*PASSAGE CITÉ:*
= = = = = = =

Proposition commune des quatre associations bénéficiaires du PEAD en France.
Les stocks de denrées agro-alimentaires ont été crées comme un outil de régulation du prix agricole de la Politique agricole commune européenne. En 1986, la politique d’autosuffisance agricole a rempli une partie de sa mission et dégage des stocks de denrées en grande quantité qui induisent des coûts de stockage importants.
Stocker devient alors plus onéreux que donner ! A l’époque et sous l’effet de la crise, toute une population, en France et dans d’autres pays de la Communauté, ne mange pas à sa faim et n'a pas les moyens d'acheter sur les marchés.
En 1986, face au développement considérable de la misère en France et en Europe et l’impossibilité pour des millions de personnes de se procurer des produits alimentaires de première nécessité, le mouvement associatif français, européen et Coluche prennent conscience de la possibilité d’utiliser comme moyen solidaire les surplus agricoles provenant des stocks européens et plaident alors pour la mise à disposition de ces stocks pour l’aide aux plus démunis.

= = = = = = =

*DONNÉES AFFICHÉES:*
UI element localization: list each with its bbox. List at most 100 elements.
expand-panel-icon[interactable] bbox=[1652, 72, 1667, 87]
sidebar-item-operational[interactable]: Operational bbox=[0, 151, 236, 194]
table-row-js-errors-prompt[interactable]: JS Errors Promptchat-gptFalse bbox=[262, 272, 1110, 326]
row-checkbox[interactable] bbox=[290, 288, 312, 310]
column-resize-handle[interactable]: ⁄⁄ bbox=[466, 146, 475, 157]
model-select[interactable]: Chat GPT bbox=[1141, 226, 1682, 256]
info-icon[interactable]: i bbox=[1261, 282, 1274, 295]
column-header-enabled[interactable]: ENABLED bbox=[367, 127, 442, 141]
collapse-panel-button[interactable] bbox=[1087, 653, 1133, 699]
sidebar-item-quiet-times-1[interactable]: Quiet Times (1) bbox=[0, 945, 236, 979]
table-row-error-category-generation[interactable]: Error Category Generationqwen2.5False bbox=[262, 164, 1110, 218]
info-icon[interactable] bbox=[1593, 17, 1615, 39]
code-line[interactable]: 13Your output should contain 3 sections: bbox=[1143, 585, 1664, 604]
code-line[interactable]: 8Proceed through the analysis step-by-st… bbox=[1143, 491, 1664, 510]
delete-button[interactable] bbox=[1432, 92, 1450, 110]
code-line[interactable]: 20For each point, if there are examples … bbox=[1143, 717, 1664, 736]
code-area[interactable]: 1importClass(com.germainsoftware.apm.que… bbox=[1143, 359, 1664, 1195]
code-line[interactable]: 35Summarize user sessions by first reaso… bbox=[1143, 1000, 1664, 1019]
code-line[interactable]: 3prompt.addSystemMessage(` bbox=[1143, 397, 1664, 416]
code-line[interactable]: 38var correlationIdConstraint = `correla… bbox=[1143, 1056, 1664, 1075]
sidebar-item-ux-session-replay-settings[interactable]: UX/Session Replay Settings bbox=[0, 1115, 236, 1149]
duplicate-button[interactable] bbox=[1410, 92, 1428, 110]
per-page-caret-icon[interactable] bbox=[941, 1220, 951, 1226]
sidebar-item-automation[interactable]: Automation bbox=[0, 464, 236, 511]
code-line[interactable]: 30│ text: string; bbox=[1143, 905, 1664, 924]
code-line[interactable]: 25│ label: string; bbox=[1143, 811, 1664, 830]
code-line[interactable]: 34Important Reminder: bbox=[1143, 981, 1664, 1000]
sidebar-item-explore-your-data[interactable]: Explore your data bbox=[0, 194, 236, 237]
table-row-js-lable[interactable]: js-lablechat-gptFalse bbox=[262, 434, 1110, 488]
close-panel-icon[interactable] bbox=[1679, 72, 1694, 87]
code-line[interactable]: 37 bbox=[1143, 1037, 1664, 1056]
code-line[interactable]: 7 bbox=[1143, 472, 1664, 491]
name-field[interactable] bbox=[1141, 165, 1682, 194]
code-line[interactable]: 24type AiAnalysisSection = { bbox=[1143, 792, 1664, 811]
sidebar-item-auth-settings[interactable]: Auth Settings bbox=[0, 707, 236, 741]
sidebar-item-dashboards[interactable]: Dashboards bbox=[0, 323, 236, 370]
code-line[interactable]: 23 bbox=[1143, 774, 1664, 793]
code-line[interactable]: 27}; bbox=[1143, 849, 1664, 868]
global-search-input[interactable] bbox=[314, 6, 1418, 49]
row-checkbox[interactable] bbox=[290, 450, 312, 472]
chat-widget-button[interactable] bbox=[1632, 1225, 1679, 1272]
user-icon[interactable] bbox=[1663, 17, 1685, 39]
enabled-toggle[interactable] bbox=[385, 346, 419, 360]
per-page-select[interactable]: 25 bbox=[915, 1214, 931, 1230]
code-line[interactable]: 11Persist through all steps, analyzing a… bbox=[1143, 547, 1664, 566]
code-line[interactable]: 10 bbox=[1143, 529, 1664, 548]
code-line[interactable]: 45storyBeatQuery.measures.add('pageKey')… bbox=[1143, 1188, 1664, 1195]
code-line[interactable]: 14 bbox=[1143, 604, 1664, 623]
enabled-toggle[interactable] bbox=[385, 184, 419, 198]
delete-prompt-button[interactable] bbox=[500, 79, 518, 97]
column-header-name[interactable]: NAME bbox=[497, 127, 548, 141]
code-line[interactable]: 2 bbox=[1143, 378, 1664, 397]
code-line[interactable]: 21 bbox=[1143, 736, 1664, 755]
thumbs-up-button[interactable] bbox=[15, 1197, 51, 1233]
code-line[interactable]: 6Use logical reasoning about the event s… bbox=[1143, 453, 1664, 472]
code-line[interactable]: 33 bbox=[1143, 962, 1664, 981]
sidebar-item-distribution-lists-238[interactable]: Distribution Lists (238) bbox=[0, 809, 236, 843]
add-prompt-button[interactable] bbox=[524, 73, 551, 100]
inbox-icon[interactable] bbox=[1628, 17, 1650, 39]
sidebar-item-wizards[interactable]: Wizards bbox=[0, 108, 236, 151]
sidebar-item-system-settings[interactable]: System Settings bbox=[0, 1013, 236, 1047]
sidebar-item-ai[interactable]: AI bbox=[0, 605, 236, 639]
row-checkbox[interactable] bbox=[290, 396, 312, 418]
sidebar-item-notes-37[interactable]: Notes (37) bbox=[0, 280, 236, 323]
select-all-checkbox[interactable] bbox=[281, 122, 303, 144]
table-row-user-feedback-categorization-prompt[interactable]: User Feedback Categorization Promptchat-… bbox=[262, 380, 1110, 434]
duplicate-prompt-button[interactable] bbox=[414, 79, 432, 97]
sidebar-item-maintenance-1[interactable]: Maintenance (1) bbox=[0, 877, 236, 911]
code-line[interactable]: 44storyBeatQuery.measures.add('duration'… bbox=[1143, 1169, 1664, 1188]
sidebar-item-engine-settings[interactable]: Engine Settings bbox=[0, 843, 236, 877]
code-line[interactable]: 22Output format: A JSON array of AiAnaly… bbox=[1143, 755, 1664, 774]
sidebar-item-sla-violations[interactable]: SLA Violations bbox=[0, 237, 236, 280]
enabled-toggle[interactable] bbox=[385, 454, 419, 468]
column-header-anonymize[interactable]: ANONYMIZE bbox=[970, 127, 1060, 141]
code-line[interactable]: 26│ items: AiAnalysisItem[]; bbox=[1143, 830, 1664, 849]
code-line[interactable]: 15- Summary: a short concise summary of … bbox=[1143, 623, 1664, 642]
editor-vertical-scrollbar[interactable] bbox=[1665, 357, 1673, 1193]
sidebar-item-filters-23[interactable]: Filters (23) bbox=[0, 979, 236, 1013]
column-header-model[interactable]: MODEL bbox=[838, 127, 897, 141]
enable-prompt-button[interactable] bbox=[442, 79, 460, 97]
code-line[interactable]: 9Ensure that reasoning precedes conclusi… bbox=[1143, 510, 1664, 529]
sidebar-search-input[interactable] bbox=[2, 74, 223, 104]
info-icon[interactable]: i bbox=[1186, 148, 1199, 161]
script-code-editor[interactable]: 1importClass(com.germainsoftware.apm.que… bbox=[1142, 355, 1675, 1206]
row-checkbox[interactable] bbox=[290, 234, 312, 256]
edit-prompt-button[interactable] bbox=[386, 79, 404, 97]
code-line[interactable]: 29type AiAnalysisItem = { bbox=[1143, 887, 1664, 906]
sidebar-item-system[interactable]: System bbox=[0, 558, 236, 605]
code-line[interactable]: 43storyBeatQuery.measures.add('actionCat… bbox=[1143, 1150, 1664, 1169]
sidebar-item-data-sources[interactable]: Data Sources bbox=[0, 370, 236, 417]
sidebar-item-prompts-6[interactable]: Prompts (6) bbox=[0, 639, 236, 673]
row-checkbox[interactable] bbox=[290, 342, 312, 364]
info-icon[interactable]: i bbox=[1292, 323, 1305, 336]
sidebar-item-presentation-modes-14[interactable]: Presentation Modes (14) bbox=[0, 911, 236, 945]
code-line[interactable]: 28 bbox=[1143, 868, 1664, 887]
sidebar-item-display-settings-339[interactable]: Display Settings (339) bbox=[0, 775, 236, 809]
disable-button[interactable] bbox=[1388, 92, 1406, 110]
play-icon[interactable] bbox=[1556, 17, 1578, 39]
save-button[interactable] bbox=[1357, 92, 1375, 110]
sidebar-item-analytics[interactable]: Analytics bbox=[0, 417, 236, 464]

= = = = = = =

*DÉFIS:*
a - Selon le passage cité, dans quel but les stocks de denrées agro-alimentaires ont-ils été créés ?
b - Dans le passage cité, relevez tous les noms de lieux ou d'ensembles géographiques écrits avec une majuscule initiale.
c - Poursuivez le passage sur les origines du PEAD à la suite de sa dernière phrase.

*ENSEMBLE DES RÉPONSES:*
a - Comme un outil de régulation du prix agricole de la Politique agricole commune européenne.

b - France, Communauté, Europe

c -
En 1987, sur cette idée et sous l’impulsion de Jacques Delors, alors Président de la Commission Européenne depuis 1985, et Henri Nallet, ministre de l’Agriculture de l’époque, la Commission Européenne ouvre une partie de ses frigos et crée le Programme Européen d’Aide aux plus Démunis (PEAD).
Le PEAD : un programme essentiel à l’action des associations européennes
Le PEAD est réparti, en France, principalement entre quatre grandes associations en charge de l’aide alimentaire : la Croix Rouge Française, la Fédération des Banques Alimentaires, les Restos du Coeur et le Secours populaire français.
Pour chaque association, le PEAD représente un apport important. Il équivaut à 23 à 55% du budget alimentaire de l’année écoulée.
Dans le reste de l'Europe, une grande majorité des états membres de l’Union bénéficie aussi de cette aide (19 sur les 27 états membres l'an dernier, avec une enveloppe globale d'environ 500 millions pour l'ensemble). Les états qui n’en bénéficient pas, le font volontairement (Allemagne, Autriche, Chypre, Danemark, Pays-Bas, République Tchèque, Royaume-Uni, Suède, Slovaquie).
Le PEAD, en tant que composante essentielle de l’aide alimentaire est aussi, bien souvent, un des premiers supports pour promouvoir l’insertion des publics en situation de précarité.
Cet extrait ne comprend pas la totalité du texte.